Exercise requirements: Output the records that follow, keeping every line exactly as it is.

Material for this task:

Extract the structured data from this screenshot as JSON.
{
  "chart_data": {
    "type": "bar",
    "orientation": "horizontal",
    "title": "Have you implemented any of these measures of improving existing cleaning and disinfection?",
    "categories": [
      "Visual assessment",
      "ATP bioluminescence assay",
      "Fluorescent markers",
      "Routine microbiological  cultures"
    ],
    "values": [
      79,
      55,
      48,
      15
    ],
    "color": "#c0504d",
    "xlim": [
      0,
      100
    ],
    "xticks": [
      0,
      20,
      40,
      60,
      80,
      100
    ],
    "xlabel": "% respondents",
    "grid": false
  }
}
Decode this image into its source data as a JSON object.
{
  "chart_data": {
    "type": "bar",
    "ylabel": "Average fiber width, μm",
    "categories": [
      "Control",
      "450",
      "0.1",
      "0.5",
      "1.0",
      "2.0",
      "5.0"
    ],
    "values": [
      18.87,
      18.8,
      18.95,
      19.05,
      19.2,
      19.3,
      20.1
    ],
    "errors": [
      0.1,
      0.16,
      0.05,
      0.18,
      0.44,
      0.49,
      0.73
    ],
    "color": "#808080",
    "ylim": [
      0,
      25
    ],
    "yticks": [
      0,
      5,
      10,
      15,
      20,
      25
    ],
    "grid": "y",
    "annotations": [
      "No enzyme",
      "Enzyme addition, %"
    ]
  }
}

Written solution:
Extract the structured data from this screenshot as JSON.
{
  "chart_data": {
    "type": "bar",
    "orientation": "horizontal",
    "title": "Have you implemented any of these measures of improving existing cleaning and disinfection?",
    "categories": [
      "Visual assessment",
      "ATP bioluminescence assay",
      "Fluorescent markers",
      "Routine microbiological  cultures"
    ],
    "values": [
      79,
      55,
      48,
      15
    ],
    "color": "#c0504d",
    "xlim": [
      0,
      100
    ],
    "xticks": [
      0,
      20,
      40,
      60,
      80,
      100
    ],
    "xlabel": "% respondents",
    "grid": false
  }
}
Decode this image into its source data as a JSON object.
{
  "chart_data": {
    "type": "bar",
    "ylabel": "Average fiber width, μm",
    "categories": [
      "Control",
      "450",
      "0.1",
      "0.5",
      "1.0",
      "2.0",
      "5.0"
    ],
    "values": [
      18.87,
      18.8,
      18.95,
      19.05,
      19.2,
      19.3,
      20.1
    ],
    "errors": [
      0.1,
      0.16,
      0.05,
      0.18,
      0.44,
      0.49,
      0.73
    ],
    "color": "#808080",
    "ylim": [
      0,
      25
    ],
    "yticks": [
      0,
      5,
      10,
      15,
      20,
      25
    ],
    "grid": "y",
    "annotations": [
      "No enzyme",
      "Enzyme addition, %"
    ]
  }
}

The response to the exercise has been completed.